_Problem description:_ Update the items from the first line down to and including the line that contains "gate symbol (D shape) [56, 317, 137, 376]". Replace each occurrence of "capacitor" with "condenser" and leave everything else unchanged.

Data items
○ ○ ○ ○ ○ ○ ○

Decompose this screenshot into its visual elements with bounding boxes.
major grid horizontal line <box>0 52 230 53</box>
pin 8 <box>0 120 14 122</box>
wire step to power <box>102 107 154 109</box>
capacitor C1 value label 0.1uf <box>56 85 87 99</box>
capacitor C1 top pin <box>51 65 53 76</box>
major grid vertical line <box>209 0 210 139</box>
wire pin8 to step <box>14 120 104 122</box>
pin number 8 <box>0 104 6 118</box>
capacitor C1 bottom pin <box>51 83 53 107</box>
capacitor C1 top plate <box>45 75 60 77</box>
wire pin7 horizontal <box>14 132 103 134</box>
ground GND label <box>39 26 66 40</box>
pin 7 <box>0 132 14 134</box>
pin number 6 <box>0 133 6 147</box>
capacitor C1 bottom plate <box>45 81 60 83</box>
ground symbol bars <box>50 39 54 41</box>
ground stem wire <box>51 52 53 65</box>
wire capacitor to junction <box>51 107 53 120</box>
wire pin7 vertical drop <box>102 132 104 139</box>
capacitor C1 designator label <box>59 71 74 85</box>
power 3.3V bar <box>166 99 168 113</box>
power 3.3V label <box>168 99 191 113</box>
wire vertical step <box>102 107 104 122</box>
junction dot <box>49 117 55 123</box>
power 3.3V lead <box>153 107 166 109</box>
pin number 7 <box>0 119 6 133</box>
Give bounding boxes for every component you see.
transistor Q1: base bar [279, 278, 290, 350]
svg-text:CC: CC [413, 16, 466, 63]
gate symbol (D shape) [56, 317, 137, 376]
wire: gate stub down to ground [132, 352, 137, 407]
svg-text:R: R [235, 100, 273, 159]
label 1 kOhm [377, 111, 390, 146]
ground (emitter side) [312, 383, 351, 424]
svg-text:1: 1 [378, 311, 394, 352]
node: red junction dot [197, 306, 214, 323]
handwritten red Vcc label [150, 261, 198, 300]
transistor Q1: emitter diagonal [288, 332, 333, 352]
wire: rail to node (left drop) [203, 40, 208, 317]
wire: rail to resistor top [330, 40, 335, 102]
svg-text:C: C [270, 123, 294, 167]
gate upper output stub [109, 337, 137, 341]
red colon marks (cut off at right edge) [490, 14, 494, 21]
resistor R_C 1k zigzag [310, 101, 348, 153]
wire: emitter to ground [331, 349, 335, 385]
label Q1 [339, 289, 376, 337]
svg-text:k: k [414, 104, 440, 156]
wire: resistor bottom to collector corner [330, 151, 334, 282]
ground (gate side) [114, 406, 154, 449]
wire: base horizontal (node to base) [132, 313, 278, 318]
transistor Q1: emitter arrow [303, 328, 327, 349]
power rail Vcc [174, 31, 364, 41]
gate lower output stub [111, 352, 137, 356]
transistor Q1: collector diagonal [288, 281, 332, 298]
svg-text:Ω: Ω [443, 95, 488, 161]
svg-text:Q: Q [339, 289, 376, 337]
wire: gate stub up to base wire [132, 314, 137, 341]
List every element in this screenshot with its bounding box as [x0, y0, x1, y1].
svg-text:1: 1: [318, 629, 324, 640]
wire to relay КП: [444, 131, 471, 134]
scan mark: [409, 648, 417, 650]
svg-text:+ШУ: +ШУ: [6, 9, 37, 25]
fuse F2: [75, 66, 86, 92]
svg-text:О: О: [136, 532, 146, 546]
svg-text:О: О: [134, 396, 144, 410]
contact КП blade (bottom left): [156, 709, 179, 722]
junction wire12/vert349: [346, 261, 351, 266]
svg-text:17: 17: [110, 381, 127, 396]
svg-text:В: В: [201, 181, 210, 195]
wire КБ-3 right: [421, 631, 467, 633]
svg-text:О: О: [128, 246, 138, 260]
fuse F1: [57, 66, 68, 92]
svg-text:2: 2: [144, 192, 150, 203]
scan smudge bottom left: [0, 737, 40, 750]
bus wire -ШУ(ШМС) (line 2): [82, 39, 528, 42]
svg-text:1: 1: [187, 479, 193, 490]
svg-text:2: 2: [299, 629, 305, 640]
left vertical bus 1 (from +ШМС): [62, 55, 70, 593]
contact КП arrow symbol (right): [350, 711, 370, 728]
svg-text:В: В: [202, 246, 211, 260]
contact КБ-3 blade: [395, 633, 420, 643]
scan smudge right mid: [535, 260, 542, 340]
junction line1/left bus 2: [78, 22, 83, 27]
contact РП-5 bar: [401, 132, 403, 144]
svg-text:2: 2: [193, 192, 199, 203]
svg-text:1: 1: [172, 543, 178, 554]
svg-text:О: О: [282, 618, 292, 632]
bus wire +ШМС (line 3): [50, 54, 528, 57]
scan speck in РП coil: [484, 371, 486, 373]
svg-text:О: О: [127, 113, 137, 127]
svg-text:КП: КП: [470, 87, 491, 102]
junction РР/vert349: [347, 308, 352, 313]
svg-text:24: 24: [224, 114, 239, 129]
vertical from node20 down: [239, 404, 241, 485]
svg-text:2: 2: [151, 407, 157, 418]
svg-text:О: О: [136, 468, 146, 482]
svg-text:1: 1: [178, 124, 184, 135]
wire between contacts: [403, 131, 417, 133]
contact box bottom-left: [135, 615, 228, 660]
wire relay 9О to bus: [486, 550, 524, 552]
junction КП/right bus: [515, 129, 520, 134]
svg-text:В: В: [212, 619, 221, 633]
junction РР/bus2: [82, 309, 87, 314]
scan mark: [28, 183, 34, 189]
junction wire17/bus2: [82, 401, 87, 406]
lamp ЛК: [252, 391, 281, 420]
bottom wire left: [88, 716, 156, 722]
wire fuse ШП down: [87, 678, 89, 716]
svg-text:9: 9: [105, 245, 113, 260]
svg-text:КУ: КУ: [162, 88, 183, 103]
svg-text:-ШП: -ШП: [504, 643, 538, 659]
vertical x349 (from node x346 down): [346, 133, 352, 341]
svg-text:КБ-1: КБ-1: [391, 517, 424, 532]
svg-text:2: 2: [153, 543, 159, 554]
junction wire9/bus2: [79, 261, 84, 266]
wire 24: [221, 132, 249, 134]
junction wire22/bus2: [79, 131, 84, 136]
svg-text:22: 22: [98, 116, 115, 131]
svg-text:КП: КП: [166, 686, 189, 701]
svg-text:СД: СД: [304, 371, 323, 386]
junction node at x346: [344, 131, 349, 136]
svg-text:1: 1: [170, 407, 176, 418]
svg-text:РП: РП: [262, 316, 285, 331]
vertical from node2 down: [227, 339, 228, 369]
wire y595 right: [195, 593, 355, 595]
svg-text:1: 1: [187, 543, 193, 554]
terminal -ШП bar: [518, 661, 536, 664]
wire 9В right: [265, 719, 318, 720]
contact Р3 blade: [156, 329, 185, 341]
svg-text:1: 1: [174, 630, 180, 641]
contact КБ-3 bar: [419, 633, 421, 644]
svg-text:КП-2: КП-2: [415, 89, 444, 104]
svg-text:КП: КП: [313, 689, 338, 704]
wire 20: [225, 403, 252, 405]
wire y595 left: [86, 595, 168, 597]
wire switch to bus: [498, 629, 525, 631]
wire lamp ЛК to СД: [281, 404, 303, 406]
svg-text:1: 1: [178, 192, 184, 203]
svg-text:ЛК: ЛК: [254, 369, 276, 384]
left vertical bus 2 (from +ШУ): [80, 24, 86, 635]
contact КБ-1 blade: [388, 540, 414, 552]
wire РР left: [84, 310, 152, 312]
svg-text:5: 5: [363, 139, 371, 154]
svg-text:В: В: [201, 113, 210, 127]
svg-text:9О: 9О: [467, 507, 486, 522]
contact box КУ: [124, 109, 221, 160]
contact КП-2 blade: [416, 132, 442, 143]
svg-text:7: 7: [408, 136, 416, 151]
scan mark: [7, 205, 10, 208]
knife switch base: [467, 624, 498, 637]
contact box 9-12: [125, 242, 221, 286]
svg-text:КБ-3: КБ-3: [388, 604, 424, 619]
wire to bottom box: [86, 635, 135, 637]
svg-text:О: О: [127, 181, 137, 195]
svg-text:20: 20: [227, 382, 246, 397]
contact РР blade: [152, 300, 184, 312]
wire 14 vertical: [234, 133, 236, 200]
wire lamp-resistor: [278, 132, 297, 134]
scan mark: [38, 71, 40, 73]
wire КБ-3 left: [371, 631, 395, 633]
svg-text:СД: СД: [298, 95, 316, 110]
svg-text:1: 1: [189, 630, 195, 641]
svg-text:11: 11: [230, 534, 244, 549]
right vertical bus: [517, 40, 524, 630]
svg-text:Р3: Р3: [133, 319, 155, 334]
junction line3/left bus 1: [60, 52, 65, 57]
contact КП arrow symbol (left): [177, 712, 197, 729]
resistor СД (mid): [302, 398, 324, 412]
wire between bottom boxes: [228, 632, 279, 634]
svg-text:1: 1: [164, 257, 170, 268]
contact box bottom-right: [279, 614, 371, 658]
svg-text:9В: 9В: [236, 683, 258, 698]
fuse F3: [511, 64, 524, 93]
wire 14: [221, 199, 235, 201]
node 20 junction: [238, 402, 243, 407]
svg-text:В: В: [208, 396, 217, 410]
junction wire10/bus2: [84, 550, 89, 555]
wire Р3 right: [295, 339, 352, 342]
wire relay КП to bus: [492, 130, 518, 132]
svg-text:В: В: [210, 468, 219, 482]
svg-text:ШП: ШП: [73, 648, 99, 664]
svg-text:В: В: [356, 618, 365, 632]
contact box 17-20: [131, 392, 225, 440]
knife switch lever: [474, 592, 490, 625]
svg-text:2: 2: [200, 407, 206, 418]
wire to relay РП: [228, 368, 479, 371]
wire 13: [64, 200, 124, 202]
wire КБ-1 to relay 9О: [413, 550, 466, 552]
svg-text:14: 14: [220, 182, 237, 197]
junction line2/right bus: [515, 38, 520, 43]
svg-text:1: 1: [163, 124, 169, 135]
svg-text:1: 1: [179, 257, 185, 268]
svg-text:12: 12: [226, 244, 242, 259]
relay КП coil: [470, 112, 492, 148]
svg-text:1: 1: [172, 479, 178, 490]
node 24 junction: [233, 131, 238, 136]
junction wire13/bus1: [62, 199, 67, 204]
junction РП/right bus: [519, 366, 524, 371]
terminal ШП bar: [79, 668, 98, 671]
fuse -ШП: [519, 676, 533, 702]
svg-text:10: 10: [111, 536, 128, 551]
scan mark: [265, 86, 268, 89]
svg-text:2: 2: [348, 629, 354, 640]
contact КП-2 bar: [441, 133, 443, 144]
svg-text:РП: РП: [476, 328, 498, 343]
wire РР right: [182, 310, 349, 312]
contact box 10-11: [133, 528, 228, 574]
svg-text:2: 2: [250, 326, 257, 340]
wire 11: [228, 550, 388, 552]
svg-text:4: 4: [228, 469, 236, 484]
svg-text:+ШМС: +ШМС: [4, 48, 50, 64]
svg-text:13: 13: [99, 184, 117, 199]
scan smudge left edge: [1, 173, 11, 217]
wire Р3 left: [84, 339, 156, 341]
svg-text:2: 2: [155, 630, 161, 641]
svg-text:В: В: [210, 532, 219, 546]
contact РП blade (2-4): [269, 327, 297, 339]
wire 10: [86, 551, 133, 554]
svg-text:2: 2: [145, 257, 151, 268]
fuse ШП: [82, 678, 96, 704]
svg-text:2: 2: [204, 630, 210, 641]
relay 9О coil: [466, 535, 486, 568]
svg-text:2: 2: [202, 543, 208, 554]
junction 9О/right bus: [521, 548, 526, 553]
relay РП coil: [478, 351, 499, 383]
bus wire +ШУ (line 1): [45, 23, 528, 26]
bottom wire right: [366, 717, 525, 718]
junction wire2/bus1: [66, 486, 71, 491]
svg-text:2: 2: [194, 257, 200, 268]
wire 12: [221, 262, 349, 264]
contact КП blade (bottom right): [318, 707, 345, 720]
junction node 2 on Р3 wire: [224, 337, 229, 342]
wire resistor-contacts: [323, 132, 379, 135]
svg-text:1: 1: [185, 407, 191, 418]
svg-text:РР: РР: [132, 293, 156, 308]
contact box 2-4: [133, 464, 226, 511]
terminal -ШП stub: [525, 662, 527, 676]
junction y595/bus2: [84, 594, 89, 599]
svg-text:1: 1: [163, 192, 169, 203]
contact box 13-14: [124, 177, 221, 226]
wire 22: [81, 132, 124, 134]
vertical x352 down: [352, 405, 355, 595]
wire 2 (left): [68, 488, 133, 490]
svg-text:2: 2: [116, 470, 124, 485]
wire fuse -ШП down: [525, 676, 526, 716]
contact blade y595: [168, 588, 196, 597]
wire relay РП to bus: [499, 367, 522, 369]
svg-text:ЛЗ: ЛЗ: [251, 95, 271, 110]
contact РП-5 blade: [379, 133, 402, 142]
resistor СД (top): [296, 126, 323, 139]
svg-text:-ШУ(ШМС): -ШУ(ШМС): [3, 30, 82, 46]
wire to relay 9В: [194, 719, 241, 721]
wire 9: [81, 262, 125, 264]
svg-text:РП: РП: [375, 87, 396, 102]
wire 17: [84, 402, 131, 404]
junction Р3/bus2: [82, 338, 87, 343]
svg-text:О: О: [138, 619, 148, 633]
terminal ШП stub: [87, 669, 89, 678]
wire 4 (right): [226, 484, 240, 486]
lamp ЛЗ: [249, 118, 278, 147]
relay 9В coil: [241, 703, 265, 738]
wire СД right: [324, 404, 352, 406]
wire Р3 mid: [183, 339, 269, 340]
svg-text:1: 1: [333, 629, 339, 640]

○ ○ ○ ○ ○ ○ ○

_Response to the task:_
Decompose this screenshot into its visual elements with bounding boxes.
major grid horizontal line <box>0 52 230 53</box>
pin 8 <box>0 120 14 122</box>
wire step to power <box>102 107 154 109</box>
condenser C1 value label 0.1uf <box>56 85 87 99</box>
condenser C1 top pin <box>51 65 53 76</box>
major grid vertical line <box>209 0 210 139</box>
wire pin8 to step <box>14 120 104 122</box>
pin number 8 <box>0 104 6 118</box>
condenser C1 bottom pin <box>51 83 53 107</box>
condenser C1 top plate <box>45 75 60 77</box>
wire pin7 horizontal <box>14 132 103 134</box>
ground GND label <box>39 26 66 40</box>
pin 7 <box>0 132 14 134</box>
pin number 6 <box>0 133 6 147</box>
condenser C1 bottom plate <box>45 81 60 83</box>
ground symbol bars <box>50 39 54 41</box>
ground stem wire <box>51 52 53 65</box>
wire condenser to junction <box>51 107 53 120</box>
wire pin7 vertical drop <box>102 132 104 139</box>
condenser C1 designator label <box>59 71 74 85</box>
power 3.3V bar <box>166 99 168 113</box>
power 3.3V label <box>168 99 191 113</box>
wire vertical step <box>102 107 104 122</box>
junction dot <box>49 117 55 123</box>
power 3.3V lead <box>153 107 166 109</box>
pin number 7 <box>0 119 6 133</box>
Give bounding boxes for every component you see.
transistor Q1: base bar [279, 278, 290, 350]
svg-text:CC: CC [413, 16, 466, 63]
gate symbol (D shape) [56, 317, 137, 376]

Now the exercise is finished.